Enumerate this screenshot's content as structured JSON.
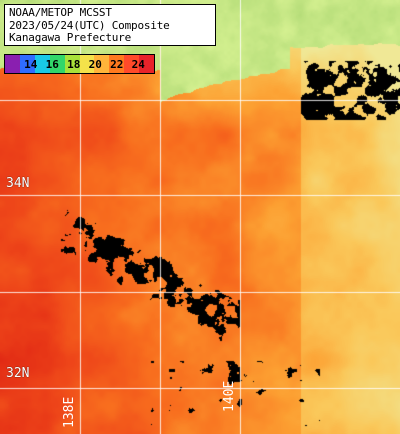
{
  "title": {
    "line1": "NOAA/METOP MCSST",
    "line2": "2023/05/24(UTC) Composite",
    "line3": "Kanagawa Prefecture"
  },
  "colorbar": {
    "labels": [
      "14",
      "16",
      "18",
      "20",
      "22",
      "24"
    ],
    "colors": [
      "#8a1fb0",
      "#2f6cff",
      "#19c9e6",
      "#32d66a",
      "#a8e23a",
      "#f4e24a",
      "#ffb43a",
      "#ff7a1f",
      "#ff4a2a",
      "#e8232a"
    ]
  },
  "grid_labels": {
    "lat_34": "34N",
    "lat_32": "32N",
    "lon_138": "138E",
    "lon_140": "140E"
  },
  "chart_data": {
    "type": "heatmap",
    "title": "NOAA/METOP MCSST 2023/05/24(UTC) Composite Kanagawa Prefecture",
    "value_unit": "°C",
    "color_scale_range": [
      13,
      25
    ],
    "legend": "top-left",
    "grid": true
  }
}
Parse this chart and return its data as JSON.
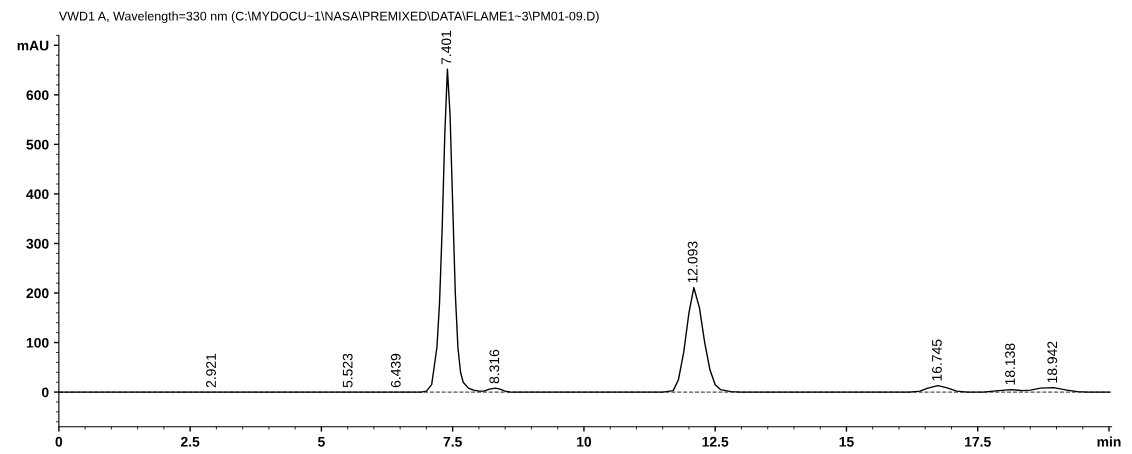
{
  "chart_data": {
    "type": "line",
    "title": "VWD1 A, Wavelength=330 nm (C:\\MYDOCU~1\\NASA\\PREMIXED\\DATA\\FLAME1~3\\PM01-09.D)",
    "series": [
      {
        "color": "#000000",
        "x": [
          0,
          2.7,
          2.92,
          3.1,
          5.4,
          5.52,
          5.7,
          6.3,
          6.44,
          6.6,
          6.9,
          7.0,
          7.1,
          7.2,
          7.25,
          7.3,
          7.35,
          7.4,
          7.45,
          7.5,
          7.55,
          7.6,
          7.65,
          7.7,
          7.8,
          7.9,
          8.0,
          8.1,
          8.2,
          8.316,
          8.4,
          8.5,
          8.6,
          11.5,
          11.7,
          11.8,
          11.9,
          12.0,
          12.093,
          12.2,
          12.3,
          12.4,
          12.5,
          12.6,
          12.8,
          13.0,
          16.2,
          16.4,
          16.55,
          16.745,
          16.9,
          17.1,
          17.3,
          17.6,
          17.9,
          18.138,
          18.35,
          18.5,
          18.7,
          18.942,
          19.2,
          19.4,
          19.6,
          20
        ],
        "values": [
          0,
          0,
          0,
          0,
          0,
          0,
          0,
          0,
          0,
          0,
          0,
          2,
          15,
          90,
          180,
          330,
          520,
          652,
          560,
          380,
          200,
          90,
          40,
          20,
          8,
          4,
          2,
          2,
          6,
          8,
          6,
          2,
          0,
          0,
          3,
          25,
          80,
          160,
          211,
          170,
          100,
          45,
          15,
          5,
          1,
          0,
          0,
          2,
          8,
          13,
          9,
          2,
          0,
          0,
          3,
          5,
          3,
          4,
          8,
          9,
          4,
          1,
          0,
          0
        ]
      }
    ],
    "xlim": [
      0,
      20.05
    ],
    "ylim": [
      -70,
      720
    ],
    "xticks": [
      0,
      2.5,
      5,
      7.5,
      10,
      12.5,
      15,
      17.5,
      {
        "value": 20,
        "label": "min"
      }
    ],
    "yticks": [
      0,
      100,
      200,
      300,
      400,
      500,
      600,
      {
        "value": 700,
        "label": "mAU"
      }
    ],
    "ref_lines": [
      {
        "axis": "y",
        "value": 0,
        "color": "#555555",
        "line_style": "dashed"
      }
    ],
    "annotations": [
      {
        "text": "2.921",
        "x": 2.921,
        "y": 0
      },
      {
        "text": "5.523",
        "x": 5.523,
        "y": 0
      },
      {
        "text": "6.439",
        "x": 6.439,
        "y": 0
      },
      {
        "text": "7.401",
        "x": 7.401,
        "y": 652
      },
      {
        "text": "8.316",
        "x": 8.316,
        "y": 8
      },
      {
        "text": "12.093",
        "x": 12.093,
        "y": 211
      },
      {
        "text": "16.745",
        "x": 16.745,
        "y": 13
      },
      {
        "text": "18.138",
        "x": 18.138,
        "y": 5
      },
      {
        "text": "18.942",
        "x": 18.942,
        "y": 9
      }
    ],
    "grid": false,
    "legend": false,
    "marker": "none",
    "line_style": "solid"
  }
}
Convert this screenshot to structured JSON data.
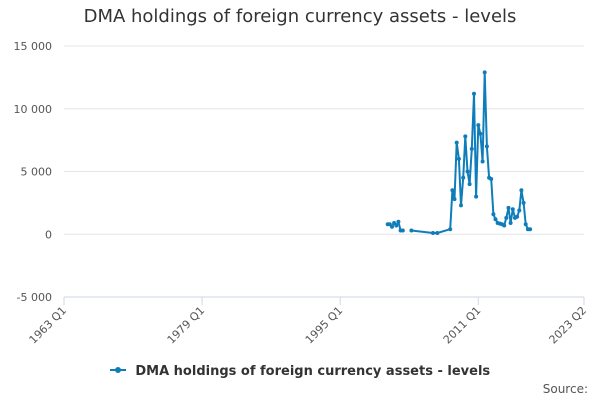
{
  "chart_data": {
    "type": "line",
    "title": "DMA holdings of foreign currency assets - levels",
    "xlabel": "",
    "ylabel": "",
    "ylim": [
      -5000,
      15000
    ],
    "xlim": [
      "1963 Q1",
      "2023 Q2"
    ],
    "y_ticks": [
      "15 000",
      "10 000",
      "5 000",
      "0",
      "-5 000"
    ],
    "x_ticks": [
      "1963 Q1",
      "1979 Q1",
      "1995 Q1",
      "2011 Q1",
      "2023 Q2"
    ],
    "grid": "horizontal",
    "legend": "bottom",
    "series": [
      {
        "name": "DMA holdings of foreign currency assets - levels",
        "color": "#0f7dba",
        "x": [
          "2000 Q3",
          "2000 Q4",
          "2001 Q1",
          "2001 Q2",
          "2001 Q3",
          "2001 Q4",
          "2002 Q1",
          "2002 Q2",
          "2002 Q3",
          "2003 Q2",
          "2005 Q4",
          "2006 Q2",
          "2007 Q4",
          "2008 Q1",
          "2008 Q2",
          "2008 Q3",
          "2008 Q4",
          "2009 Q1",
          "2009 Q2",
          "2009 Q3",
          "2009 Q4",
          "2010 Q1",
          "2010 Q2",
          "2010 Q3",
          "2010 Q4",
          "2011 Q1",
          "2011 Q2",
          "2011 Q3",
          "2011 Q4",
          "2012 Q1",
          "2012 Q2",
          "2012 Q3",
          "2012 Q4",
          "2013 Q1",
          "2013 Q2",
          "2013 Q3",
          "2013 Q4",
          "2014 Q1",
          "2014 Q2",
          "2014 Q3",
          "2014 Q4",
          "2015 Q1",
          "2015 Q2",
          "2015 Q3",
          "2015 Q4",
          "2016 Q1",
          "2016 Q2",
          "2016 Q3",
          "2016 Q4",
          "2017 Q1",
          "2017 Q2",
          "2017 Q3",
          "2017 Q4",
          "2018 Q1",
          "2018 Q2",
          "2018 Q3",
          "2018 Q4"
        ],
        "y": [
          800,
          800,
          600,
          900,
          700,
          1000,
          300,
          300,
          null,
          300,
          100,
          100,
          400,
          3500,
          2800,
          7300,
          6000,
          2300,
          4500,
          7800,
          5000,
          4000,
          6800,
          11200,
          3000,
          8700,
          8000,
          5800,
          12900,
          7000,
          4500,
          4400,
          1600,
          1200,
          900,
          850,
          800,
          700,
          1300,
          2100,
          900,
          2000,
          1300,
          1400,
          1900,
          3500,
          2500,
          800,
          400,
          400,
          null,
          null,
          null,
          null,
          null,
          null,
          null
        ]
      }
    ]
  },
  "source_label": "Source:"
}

==*==

Repeat everything in the records precisely. Images are excluded from the copy.

▶ TASK RESPONSE
Enumerate this screenshot's content as structured JSON.
{
  "title": {
    "line1": "NOAA/METOP MCSST",
    "line2": "2023/05/24(UTC) Composite",
    "line3": "Kanagawa Prefecture"
  },
  "colorbar": {
    "labels": [
      "14",
      "16",
      "18",
      "20",
      "22",
      "24"
    ],
    "colors": [
      "#8a1fb0",
      "#2f6cff",
      "#19c9e6",
      "#32d66a",
      "#a8e23a",
      "#f4e24a",
      "#ffb43a",
      "#ff7a1f",
      "#ff4a2a",
      "#e8232a"
    ]
  },
  "grid_labels": {
    "lat_34": "34N",
    "lat_32": "32N",
    "lon_138": "138E",
    "lon_140": "140E"
  },
  "chart_data": {
    "type": "heatmap",
    "title": "NOAA/METOP MCSST 2023/05/24(UTC) Composite Kanagawa Prefecture",
    "value_unit": "°C",
    "color_scale_range": [
      13,
      25
    ],
    "legend": "top-left",
    "grid": true
  }
}
Parse this chart and return its data as JSON.
{
  "chart_data": {
    "type": "line",
    "title": "VWD1 A, Wavelength=330 nm (C:\\MYDOCU~1\\NASA\\PREMIXED\\DATA\\FLAME1~3\\PM01-09.D)",
    "series": [
      {
        "color": "#000000",
        "x": [
          0,
          2.7,
          2.92,
          3.1,
          5.4,
          5.52,
          5.7,
          6.3,
          6.44,
          6.6,
          6.9,
          7.0,
          7.1,
          7.2,
          7.25,
          7.3,
          7.35,
          7.4,
          7.45,
          7.5,
          7.55,
          7.6,
          7.65,
          7.7,
          7.8,
          7.9,
          8.0,
          8.1,
          8.2,
          8.316,
          8.4,
          8.5,
          8.6,
          11.5,
          11.7,
          11.8,
          11.9,
          12.0,
          12.093,
          12.2,
          12.3,
          12.4,
          12.5,
          12.6,
          12.8,
          13.0,
          16.2,
          16.4,
          16.55,
          16.745,
          16.9,
          17.1,
          17.3,
          17.6,
          17.9,
          18.138,
          18.35,
          18.5,
          18.7,
          18.942,
          19.2,
          19.4,
          19.6,
          20
        ],
        "values": [
          0,
          0,
          0,
          0,
          0,
          0,
          0,
          0,
          0,
          0,
          0,
          2,
          15,
          90,
          180,
          330,
          520,
          652,
          560,
          380,
          200,
          90,
          40,
          20,
          8,
          4,
          2,
          2,
          6,
          8,
          6,
          2,
          0,
          0,
          3,
          25,
          80,
          160,
          211,
          170,
          100,
          45,
          15,
          5,
          1,
          0,
          0,
          2,
          8,
          13,
          9,
          2,
          0,
          0,
          3,
          5,
          3,
          4,
          8,
          9,
          4,
          1,
          0,
          0
        ]
      }
    ],
    "xlim": [
      0,
      20.05
    ],
    "ylim": [
      -70,
      720
    ],
    "xticks": [
      0,
      2.5,
      5,
      7.5,
      10,
      12.5,
      15,
      17.5,
      {
        "value": 20,
        "label": "min"
      }
    ],
    "yticks": [
      0,
      100,
      200,
      300,
      400,
      500,
      600,
      {
        "value": 700,
        "label": "mAU"
      }
    ],
    "ref_lines": [
      {
        "axis": "y",
        "value": 0,
        "color": "#555555",
        "line_style": "dashed"
      }
    ],
    "annotations": [
      {
        "text": "2.921",
        "x": 2.921,
        "y": 0
      },
      {
        "text": "5.523",
        "x": 5.523,
        "y": 0
      },
      {
        "text": "6.439",
        "x": 6.439,
        "y": 0
      },
      {
        "text": "7.401",
        "x": 7.401,
        "y": 652
      },
      {
        "text": "8.316",
        "x": 8.316,
        "y": 8
      },
      {
        "text": "12.093",
        "x": 12.093,
        "y": 211
      },
      {
        "text": "16.745",
        "x": 16.745,
        "y": 13
      },
      {
        "text": "18.138",
        "x": 18.138,
        "y": 5
      },
      {
        "text": "18.942",
        "x": 18.942,
        "y": 9
      }
    ],
    "grid": false,
    "legend": false,
    "marker": "none",
    "line_style": "solid"
  }
}
Convert this screenshot to structured JSON data.
{
  "chart_data": {
    "type": "line",
    "title": "DMA holdings of foreign currency assets - levels",
    "xlabel": "",
    "ylabel": "",
    "ylim": [
      -5000,
      15000
    ],
    "xlim": [
      "1963 Q1",
      "2023 Q2"
    ],
    "y_ticks": [
      "15 000",
      "10 000",
      "5 000",
      "0",
      "-5 000"
    ],
    "x_ticks": [
      "1963 Q1",
      "1979 Q1",
      "1995 Q1",
      "2011 Q1",
      "2023 Q2"
    ],
    "grid": "horizontal",
    "legend": "bottom",
    "series": [
      {
        "name": "DMA holdings of foreign currency assets - levels",
        "color": "#0f7dba",
        "x": [
          "2000 Q3",
          "2000 Q4",
          "2001 Q1",
          "2001 Q2",
          "2001 Q3",
          "2001 Q4",
          "2002 Q1",
          "2002 Q2",
          "2002 Q3",
          "2003 Q2",
          "2005 Q4",
          "2006 Q2",
          "2007 Q4",
          "2008 Q1",
          "2008 Q2",
          "2008 Q3",
          "2008 Q4",
          "2009 Q1",
          "2009 Q2",
          "2009 Q3",
          "2009 Q4",
          "2010 Q1",
          "2010 Q2",
          "2010 Q3",
          "2010 Q4",
          "2011 Q1",
          "2011 Q2",
          "2011 Q3",
          "2011 Q4",
          "2012 Q1",
          "2012 Q2",
          "2012 Q3",
          "2012 Q4",
          "2013 Q1",
          "2013 Q2",
          "2013 Q3",
          "2013 Q4",
          "2014 Q1",
          "2014 Q2",
          "2014 Q3",
          "2014 Q4",
          "2015 Q1",
          "2015 Q2",
          "2015 Q3",
          "2015 Q4",
          "2016 Q1",
          "2016 Q2",
          "2016 Q3",
          "2016 Q4",
          "2017 Q1",
          "2017 Q2",
          "2017 Q3",
          "2017 Q4",
          "2018 Q1",
          "2018 Q2",
          "2018 Q3",
          "2018 Q4"
        ],
        "y": [
          800,
          800,
          600,
          900,
          700,
          1000,
          300,
          300,
          null,
          300,
          100,
          100,
          400,
          3500,
          2800,
          7300,
          6000,
          2300,
          4500,
          7800,
          5000,
          4000,
          6800,
          11200,
          3000,
          8700,
          8000,
          5800,
          12900,
          7000,
          4500,
          4400,
          1600,
          1200,
          900,
          850,
          800,
          700,
          1300,
          2100,
          900,
          2000,
          1300,
          1400,
          1900,
          3500,
          2500,
          800,
          400,
          400,
          null,
          null,
          null,
          null,
          null,
          null,
          null
        ]
      }
    ]
  },
  "source_label": "Source:"
}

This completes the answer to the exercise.